*** Begin section ***

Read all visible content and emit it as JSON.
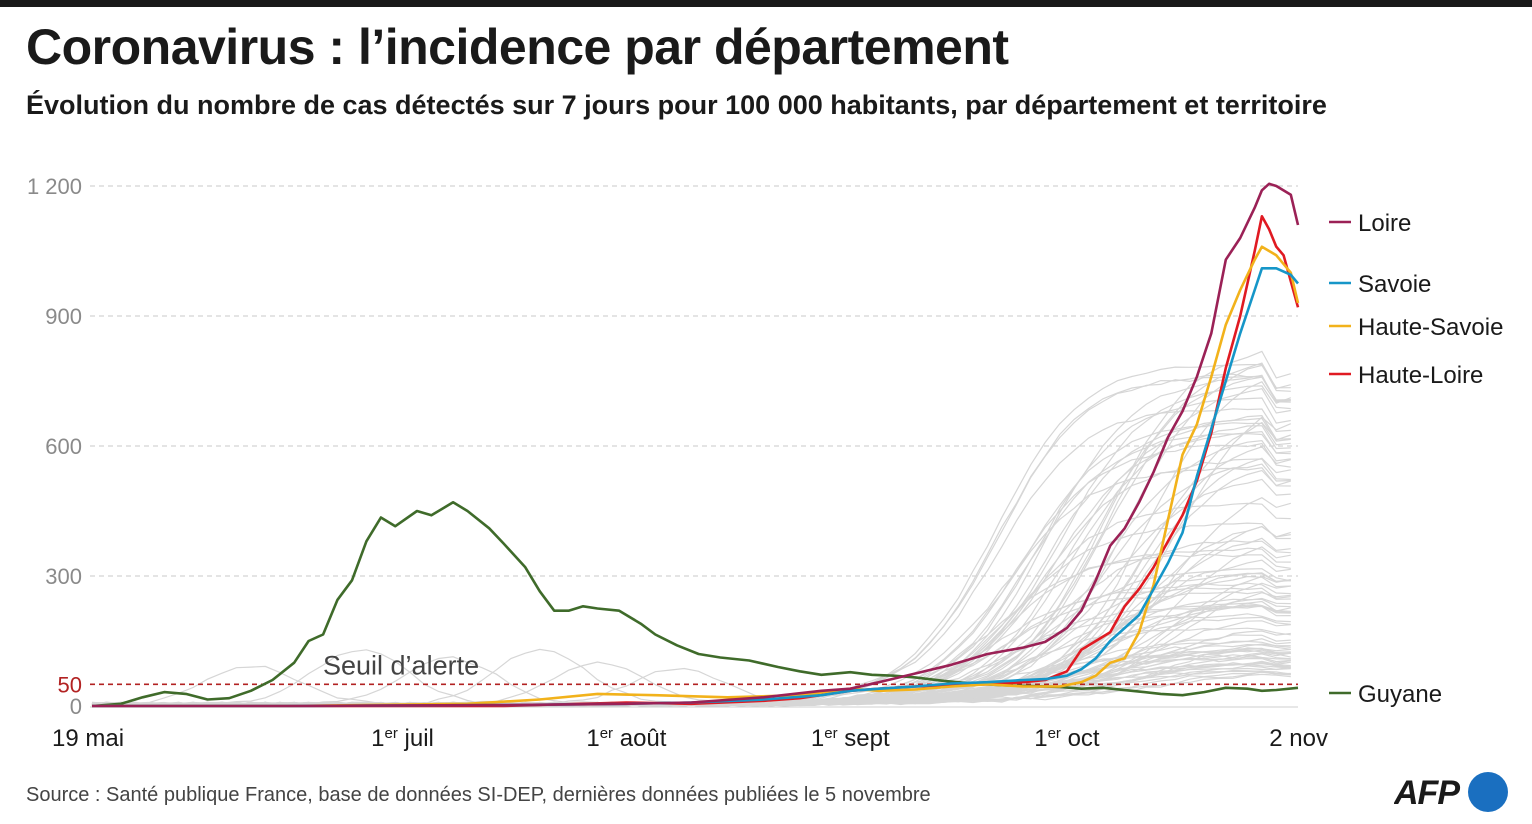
{
  "title": "Coronavirus : l’incidence par département",
  "subtitle": "Évolution du nombre de cas détectés sur 7 jours pour 100 000 habitants, par département et territoire",
  "source": "Source : Santé publique France, base de données SI-DEP, dernières données publiées le 5 novembre",
  "logo": "AFP",
  "colors": {
    "loire": "#9b2156",
    "savoie": "#1696c8",
    "haute_savoie": "#f2b21b",
    "haute_loire": "#e01a22",
    "guyane": "#3f6b2a",
    "background_lines": "#d6d6d6",
    "threshold": "#b22222",
    "logo_dot": "#1a6fc0"
  },
  "chart_data": {
    "type": "line",
    "x_range": [
      "2020-05-19",
      "2020-11-02"
    ],
    "ylim": [
      0,
      1200
    ],
    "y_ticks": [
      "1 200",
      "900",
      "600",
      "300",
      "50",
      "0"
    ],
    "y_tick_values": [
      1200,
      900,
      600,
      300,
      50,
      0
    ],
    "x_ticks": [
      {
        "date": "2020-05-19",
        "label": "19 mai",
        "sup": ""
      },
      {
        "date": "2020-07-01",
        "label": " juil",
        "sup": "er",
        "prefix": "1"
      },
      {
        "date": "2020-08-01",
        "label": " août",
        "sup": "er",
        "prefix": "1"
      },
      {
        "date": "2020-09-01",
        "label": " sept",
        "sup": "er",
        "prefix": "1"
      },
      {
        "date": "2020-10-01",
        "label": " oct",
        "sup": "er",
        "prefix": "1"
      },
      {
        "date": "2020-11-02",
        "label": "2 nov",
        "sup": ""
      }
    ],
    "threshold": {
      "value": 50,
      "label": "Seuil d’alerte"
    },
    "grid": true,
    "legend": "right",
    "series": [
      {
        "name": "Guyane",
        "color_key": "guyane",
        "points": [
          [
            "2020-05-19",
            0
          ],
          [
            "2020-05-23",
            5
          ],
          [
            "2020-05-26",
            20
          ],
          [
            "2020-05-29",
            32
          ],
          [
            "2020-06-01",
            28
          ],
          [
            "2020-06-04",
            15
          ],
          [
            "2020-06-07",
            18
          ],
          [
            "2020-06-10",
            35
          ],
          [
            "2020-06-13",
            60
          ],
          [
            "2020-06-16",
            100
          ],
          [
            "2020-06-18",
            150
          ],
          [
            "2020-06-20",
            165
          ],
          [
            "2020-06-22",
            245
          ],
          [
            "2020-06-24",
            290
          ],
          [
            "2020-06-26",
            380
          ],
          [
            "2020-06-28",
            435
          ],
          [
            "2020-06-30",
            415
          ],
          [
            "2020-07-03",
            450
          ],
          [
            "2020-07-05",
            440
          ],
          [
            "2020-07-08",
            470
          ],
          [
            "2020-07-10",
            450
          ],
          [
            "2020-07-13",
            410
          ],
          [
            "2020-07-15",
            375
          ],
          [
            "2020-07-18",
            320
          ],
          [
            "2020-07-20",
            265
          ],
          [
            "2020-07-22",
            220
          ],
          [
            "2020-07-24",
            220
          ],
          [
            "2020-07-26",
            230
          ],
          [
            "2020-07-28",
            225
          ],
          [
            "2020-07-31",
            220
          ],
          [
            "2020-08-03",
            190
          ],
          [
            "2020-08-05",
            165
          ],
          [
            "2020-08-08",
            140
          ],
          [
            "2020-08-11",
            120
          ],
          [
            "2020-08-14",
            112
          ],
          [
            "2020-08-18",
            105
          ],
          [
            "2020-08-22",
            90
          ],
          [
            "2020-08-25",
            80
          ],
          [
            "2020-08-28",
            72
          ],
          [
            "2020-09-01",
            78
          ],
          [
            "2020-09-04",
            72
          ],
          [
            "2020-09-07",
            70
          ],
          [
            "2020-09-10",
            66
          ],
          [
            "2020-09-14",
            58
          ],
          [
            "2020-09-18",
            52
          ],
          [
            "2020-09-22",
            48
          ],
          [
            "2020-09-26",
            46
          ],
          [
            "2020-09-30",
            44
          ],
          [
            "2020-10-03",
            40
          ],
          [
            "2020-10-06",
            42
          ],
          [
            "2020-10-10",
            35
          ],
          [
            "2020-10-14",
            28
          ],
          [
            "2020-10-17",
            25
          ],
          [
            "2020-10-20",
            32
          ],
          [
            "2020-10-23",
            42
          ],
          [
            "2020-10-26",
            40
          ],
          [
            "2020-10-28",
            35
          ],
          [
            "2020-10-30",
            37
          ],
          [
            "2020-11-02",
            42
          ]
        ]
      },
      {
        "name": "Haute-Loire",
        "color_key": "haute_loire",
        "points": [
          [
            "2020-05-19",
            0
          ],
          [
            "2020-06-15",
            0
          ],
          [
            "2020-07-15",
            0
          ],
          [
            "2020-08-01",
            8
          ],
          [
            "2020-08-10",
            5
          ],
          [
            "2020-08-20",
            12
          ],
          [
            "2020-08-25",
            18
          ],
          [
            "2020-09-01",
            35
          ],
          [
            "2020-09-05",
            40
          ],
          [
            "2020-09-10",
            45
          ],
          [
            "2020-09-15",
            48
          ],
          [
            "2020-09-20",
            50
          ],
          [
            "2020-09-25",
            55
          ],
          [
            "2020-09-28",
            60
          ],
          [
            "2020-10-01",
            80
          ],
          [
            "2020-10-03",
            130
          ],
          [
            "2020-10-05",
            150
          ],
          [
            "2020-10-07",
            170
          ],
          [
            "2020-10-09",
            230
          ],
          [
            "2020-10-11",
            270
          ],
          [
            "2020-10-13",
            320
          ],
          [
            "2020-10-15",
            380
          ],
          [
            "2020-10-17",
            440
          ],
          [
            "2020-10-19",
            520
          ],
          [
            "2020-10-21",
            630
          ],
          [
            "2020-10-23",
            780
          ],
          [
            "2020-10-25",
            900
          ],
          [
            "2020-10-27",
            1050
          ],
          [
            "2020-10-28",
            1130
          ],
          [
            "2020-10-29",
            1100
          ],
          [
            "2020-10-30",
            1060
          ],
          [
            "2020-10-31",
            1040
          ],
          [
            "2020-11-02",
            920
          ]
        ]
      },
      {
        "name": "Haute-Savoie",
        "color_key": "haute_savoie",
        "points": [
          [
            "2020-05-19",
            0
          ],
          [
            "2020-06-15",
            0
          ],
          [
            "2020-07-10",
            5
          ],
          [
            "2020-07-20",
            15
          ],
          [
            "2020-07-28",
            28
          ],
          [
            "2020-08-05",
            25
          ],
          [
            "2020-08-15",
            20
          ],
          [
            "2020-08-25",
            25
          ],
          [
            "2020-09-01",
            40
          ],
          [
            "2020-09-05",
            35
          ],
          [
            "2020-09-10",
            38
          ],
          [
            "2020-09-15",
            45
          ],
          [
            "2020-09-20",
            50
          ],
          [
            "2020-09-25",
            45
          ],
          [
            "2020-09-30",
            45
          ],
          [
            "2020-10-03",
            55
          ],
          [
            "2020-10-05",
            70
          ],
          [
            "2020-10-07",
            100
          ],
          [
            "2020-10-09",
            110
          ],
          [
            "2020-10-11",
            170
          ],
          [
            "2020-10-13",
            280
          ],
          [
            "2020-10-15",
            430
          ],
          [
            "2020-10-17",
            580
          ],
          [
            "2020-10-19",
            650
          ],
          [
            "2020-10-21",
            760
          ],
          [
            "2020-10-23",
            880
          ],
          [
            "2020-10-25",
            960
          ],
          [
            "2020-10-27",
            1030
          ],
          [
            "2020-10-28",
            1060
          ],
          [
            "2020-10-29",
            1050
          ],
          [
            "2020-10-30",
            1040
          ],
          [
            "2020-11-01",
            1000
          ],
          [
            "2020-11-02",
            930
          ]
        ]
      },
      {
        "name": "Savoie",
        "color_key": "savoie",
        "points": [
          [
            "2020-05-19",
            0
          ],
          [
            "2020-06-15",
            0
          ],
          [
            "2020-07-15",
            2
          ],
          [
            "2020-08-01",
            5
          ],
          [
            "2020-08-10",
            8
          ],
          [
            "2020-08-20",
            15
          ],
          [
            "2020-08-28",
            25
          ],
          [
            "2020-09-01",
            35
          ],
          [
            "2020-09-05",
            40
          ],
          [
            "2020-09-10",
            45
          ],
          [
            "2020-09-15",
            52
          ],
          [
            "2020-09-20",
            55
          ],
          [
            "2020-09-25",
            60
          ],
          [
            "2020-09-28",
            62
          ],
          [
            "2020-10-01",
            70
          ],
          [
            "2020-10-03",
            85
          ],
          [
            "2020-10-05",
            110
          ],
          [
            "2020-10-07",
            150
          ],
          [
            "2020-10-09",
            180
          ],
          [
            "2020-10-11",
            210
          ],
          [
            "2020-10-13",
            270
          ],
          [
            "2020-10-15",
            330
          ],
          [
            "2020-10-17",
            400
          ],
          [
            "2020-10-19",
            530
          ],
          [
            "2020-10-21",
            640
          ],
          [
            "2020-10-23",
            750
          ],
          [
            "2020-10-25",
            860
          ],
          [
            "2020-10-27",
            960
          ],
          [
            "2020-10-28",
            1010
          ],
          [
            "2020-10-30",
            1010
          ],
          [
            "2020-11-01",
            995
          ],
          [
            "2020-11-02",
            975
          ]
        ]
      },
      {
        "name": "Loire",
        "color_key": "loire",
        "points": [
          [
            "2020-05-19",
            0
          ],
          [
            "2020-06-15",
            0
          ],
          [
            "2020-07-15",
            2
          ],
          [
            "2020-08-01",
            5
          ],
          [
            "2020-08-10",
            8
          ],
          [
            "2020-08-20",
            20
          ],
          [
            "2020-08-28",
            35
          ],
          [
            "2020-09-01",
            40
          ],
          [
            "2020-09-05",
            55
          ],
          [
            "2020-09-10",
            75
          ],
          [
            "2020-09-15",
            95
          ],
          [
            "2020-09-20",
            120
          ],
          [
            "2020-09-25",
            135
          ],
          [
            "2020-09-28",
            148
          ],
          [
            "2020-10-01",
            180
          ],
          [
            "2020-10-03",
            220
          ],
          [
            "2020-10-05",
            290
          ],
          [
            "2020-10-07",
            370
          ],
          [
            "2020-10-09",
            410
          ],
          [
            "2020-10-11",
            470
          ],
          [
            "2020-10-13",
            540
          ],
          [
            "2020-10-15",
            620
          ],
          [
            "2020-10-17",
            680
          ],
          [
            "2020-10-19",
            760
          ],
          [
            "2020-10-21",
            860
          ],
          [
            "2020-10-23",
            1030
          ],
          [
            "2020-10-25",
            1080
          ],
          [
            "2020-10-27",
            1150
          ],
          [
            "2020-10-28",
            1190
          ],
          [
            "2020-10-29",
            1205
          ],
          [
            "2020-10-30",
            1200
          ],
          [
            "2020-11-01",
            1180
          ],
          [
            "2020-11-02",
            1110
          ]
        ]
      }
    ]
  }
}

*** End section ***

EXERCISE DIRECTIONS
Each line that includes the string "département" should be copied from the data.

EXPECTED ANSWER
  "title": "Coronavirus : l’incidence par département",
  "subtitle": "Évolution du nombre de cas détectés sur 7 jours pour 100 000 habitants, par département et territoire",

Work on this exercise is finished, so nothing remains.